▶ [Raw data]:
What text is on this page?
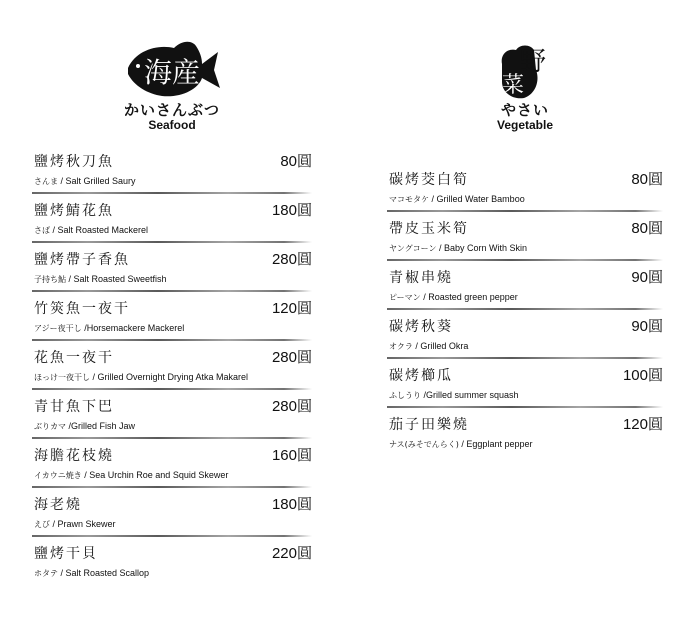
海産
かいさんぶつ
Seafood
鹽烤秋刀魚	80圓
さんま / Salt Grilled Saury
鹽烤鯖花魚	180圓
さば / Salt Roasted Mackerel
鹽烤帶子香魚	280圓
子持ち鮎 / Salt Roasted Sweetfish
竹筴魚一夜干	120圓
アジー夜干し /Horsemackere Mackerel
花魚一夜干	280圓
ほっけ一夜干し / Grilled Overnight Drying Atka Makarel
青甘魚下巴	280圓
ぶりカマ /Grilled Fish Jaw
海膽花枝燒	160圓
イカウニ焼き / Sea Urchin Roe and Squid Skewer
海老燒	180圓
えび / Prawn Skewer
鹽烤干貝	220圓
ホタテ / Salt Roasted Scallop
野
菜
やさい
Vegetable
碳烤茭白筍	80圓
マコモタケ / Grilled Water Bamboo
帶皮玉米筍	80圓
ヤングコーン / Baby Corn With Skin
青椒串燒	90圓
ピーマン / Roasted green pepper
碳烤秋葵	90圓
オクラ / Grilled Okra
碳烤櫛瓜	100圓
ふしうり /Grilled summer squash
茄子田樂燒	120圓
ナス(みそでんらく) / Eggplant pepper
* * *
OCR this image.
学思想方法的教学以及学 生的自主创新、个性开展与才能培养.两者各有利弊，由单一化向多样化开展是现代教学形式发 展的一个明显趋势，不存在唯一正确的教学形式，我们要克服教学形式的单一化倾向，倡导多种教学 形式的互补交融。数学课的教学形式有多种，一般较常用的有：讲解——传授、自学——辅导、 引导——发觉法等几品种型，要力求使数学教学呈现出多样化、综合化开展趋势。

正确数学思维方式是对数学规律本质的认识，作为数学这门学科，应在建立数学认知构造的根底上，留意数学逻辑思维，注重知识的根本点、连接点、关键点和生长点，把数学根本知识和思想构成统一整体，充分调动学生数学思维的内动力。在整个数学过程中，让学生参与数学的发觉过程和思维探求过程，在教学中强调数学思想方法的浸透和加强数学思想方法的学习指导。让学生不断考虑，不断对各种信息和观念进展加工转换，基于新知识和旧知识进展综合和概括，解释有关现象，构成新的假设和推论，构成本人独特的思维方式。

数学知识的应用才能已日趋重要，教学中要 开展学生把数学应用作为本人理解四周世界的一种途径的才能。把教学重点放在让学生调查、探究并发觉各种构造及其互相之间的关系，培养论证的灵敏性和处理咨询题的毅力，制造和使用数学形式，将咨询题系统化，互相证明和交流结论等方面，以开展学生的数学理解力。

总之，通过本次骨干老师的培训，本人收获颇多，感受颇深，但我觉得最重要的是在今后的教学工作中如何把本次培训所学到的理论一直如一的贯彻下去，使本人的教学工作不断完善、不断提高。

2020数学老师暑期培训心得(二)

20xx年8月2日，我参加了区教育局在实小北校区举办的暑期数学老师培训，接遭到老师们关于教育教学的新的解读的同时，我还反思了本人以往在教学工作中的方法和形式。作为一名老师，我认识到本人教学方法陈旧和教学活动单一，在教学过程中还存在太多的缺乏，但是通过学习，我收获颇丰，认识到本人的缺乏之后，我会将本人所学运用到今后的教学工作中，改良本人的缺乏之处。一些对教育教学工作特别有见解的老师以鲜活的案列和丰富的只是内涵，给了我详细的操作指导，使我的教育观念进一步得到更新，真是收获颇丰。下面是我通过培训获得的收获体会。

▶ [Instruction]:
Scan the material above. Return every line containing the string "Salt".

▶ [Problem solution]:
さんま / Salt Grilled Saury
さば / Salt Roasted Mackerel
子持ち鮎 / Salt Roasted Sweetfish
ホタテ / Salt Roasted Scallop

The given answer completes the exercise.